▶ What is asked
Determine which lines contain the word "Visits", then copy those lines.

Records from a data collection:
┄┄┄┄┄┄

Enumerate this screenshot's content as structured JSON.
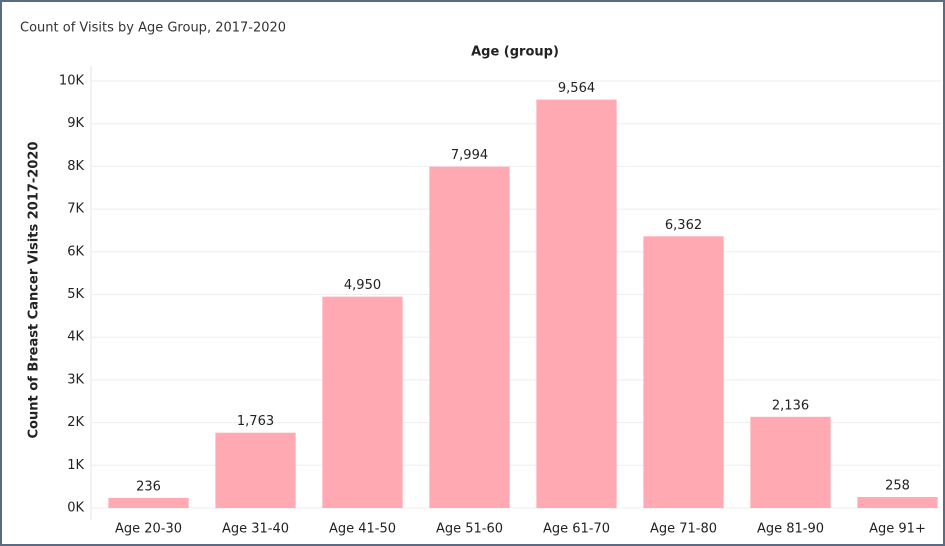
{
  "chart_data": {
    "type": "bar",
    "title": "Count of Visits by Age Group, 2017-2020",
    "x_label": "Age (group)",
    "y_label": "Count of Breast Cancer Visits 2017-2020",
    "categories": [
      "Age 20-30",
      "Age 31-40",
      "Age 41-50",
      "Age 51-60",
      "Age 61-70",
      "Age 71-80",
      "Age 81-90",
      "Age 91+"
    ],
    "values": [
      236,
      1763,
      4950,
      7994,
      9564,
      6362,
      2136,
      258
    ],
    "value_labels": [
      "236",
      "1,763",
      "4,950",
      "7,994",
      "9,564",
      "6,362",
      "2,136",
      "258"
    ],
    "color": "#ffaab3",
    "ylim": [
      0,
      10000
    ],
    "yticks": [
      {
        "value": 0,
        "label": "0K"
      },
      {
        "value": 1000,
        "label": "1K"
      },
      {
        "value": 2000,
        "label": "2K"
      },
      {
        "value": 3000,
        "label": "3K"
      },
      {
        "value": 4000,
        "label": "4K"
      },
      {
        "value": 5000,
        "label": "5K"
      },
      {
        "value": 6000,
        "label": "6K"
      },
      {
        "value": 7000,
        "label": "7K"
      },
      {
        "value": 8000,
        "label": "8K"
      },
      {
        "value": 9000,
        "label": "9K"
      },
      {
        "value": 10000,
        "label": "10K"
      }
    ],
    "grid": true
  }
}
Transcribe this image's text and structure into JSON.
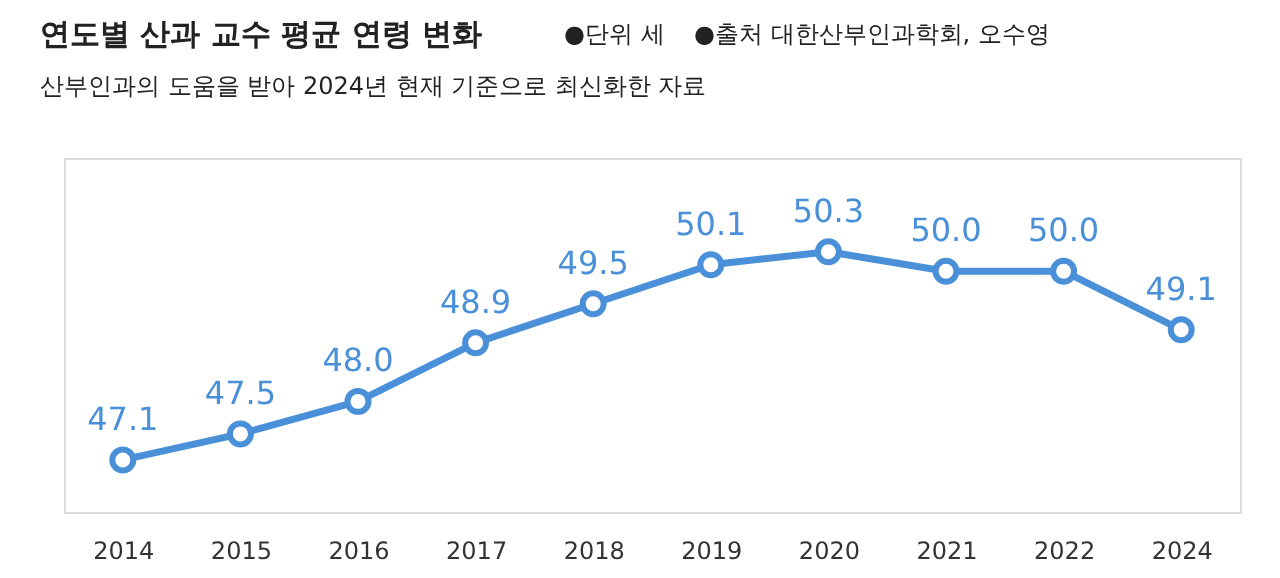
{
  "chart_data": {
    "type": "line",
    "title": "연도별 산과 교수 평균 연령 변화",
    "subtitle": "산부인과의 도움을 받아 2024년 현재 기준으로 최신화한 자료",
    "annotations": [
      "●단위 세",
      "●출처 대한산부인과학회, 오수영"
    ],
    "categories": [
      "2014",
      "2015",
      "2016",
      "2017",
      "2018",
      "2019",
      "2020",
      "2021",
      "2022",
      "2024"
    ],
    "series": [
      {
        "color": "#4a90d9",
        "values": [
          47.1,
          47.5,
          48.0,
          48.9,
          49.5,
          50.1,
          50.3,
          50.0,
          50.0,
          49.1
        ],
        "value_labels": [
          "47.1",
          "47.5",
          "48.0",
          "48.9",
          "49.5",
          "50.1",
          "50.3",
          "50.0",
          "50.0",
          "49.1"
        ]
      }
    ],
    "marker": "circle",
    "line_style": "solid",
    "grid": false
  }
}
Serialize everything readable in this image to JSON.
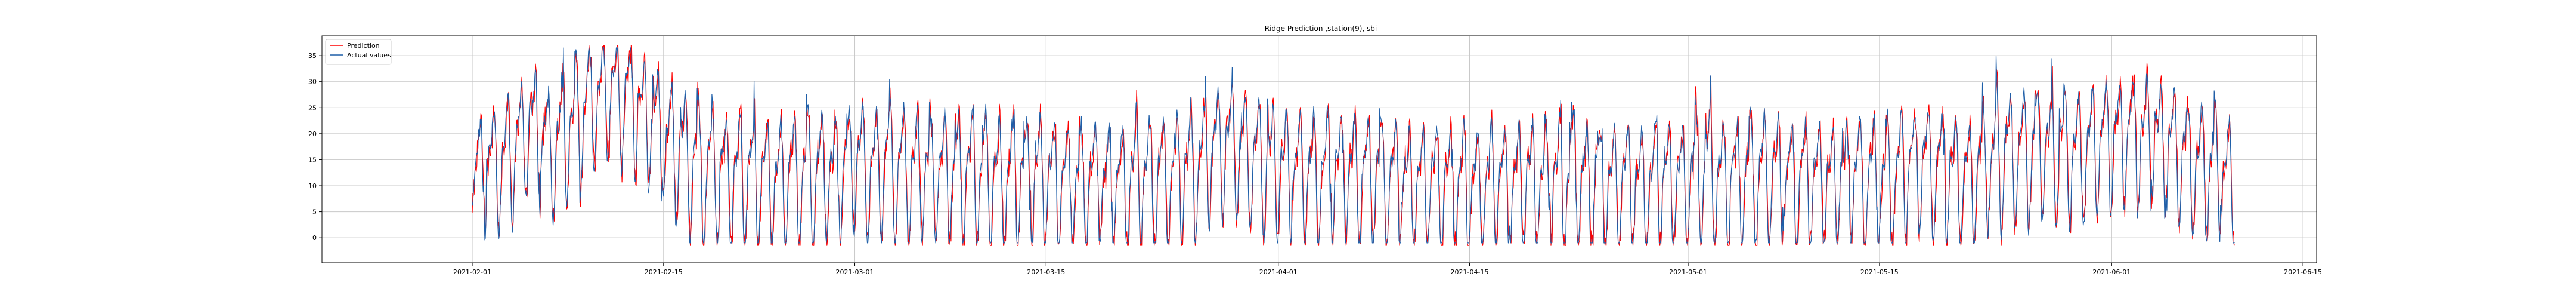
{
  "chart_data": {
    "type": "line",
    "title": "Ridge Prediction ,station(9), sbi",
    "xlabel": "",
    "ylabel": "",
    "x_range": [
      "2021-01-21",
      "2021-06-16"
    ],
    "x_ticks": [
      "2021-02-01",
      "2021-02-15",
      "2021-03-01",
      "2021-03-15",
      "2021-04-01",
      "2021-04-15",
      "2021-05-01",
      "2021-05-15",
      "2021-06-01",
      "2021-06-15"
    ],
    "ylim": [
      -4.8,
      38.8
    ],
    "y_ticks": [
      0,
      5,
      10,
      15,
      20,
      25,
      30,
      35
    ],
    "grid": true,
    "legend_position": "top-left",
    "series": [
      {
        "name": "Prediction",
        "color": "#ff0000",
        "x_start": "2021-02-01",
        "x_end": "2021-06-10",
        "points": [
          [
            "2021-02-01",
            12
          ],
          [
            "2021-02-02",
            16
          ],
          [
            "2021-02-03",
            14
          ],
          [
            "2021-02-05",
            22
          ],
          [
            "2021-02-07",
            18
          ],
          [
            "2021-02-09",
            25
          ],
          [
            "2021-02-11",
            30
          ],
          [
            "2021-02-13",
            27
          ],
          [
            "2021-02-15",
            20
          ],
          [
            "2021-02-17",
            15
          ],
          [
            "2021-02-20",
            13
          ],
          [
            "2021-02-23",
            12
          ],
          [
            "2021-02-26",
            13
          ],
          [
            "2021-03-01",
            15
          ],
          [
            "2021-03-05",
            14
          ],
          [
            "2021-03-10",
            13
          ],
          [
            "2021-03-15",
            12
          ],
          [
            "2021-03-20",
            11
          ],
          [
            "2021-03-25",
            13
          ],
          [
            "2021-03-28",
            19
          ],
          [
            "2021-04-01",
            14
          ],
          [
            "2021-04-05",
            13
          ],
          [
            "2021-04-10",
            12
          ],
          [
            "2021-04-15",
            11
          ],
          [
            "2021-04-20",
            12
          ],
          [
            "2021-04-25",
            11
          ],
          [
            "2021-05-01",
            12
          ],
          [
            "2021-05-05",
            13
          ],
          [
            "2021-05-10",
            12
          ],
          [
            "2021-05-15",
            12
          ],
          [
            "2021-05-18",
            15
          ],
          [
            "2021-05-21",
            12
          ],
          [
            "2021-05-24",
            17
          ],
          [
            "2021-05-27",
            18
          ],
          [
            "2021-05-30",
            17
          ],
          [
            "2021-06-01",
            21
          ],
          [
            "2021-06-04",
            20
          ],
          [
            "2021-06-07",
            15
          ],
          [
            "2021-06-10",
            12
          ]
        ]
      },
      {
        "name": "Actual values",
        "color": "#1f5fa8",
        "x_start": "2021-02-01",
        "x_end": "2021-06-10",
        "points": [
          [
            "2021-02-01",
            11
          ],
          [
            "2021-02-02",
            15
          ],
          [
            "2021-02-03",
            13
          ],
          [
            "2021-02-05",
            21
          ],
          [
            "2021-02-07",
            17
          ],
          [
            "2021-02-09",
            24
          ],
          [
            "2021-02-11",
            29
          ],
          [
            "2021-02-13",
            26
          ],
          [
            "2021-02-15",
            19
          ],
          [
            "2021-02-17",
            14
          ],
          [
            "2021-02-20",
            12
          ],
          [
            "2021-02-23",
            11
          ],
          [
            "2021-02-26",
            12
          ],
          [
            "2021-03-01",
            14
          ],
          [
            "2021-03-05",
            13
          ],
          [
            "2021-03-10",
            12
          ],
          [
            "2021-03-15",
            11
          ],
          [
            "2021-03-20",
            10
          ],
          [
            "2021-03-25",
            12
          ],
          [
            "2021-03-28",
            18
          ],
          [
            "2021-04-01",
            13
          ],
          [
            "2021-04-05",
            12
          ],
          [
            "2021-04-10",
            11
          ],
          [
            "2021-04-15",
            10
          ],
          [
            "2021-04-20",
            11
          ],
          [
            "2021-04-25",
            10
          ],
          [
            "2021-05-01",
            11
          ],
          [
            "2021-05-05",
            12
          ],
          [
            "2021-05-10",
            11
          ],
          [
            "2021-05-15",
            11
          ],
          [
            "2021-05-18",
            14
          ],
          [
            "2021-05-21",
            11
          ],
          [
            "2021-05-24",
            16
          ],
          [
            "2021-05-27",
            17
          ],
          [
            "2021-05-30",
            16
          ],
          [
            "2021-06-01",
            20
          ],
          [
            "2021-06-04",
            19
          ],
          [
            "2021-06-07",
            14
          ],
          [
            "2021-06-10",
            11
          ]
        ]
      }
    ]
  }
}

┄┄┄┄┄┄

▶ Completed task
    "title": "Count of Visits by Age Group, 2017-2020",
    "y_label": "Count of Breast Cancer Visits 2017-2020",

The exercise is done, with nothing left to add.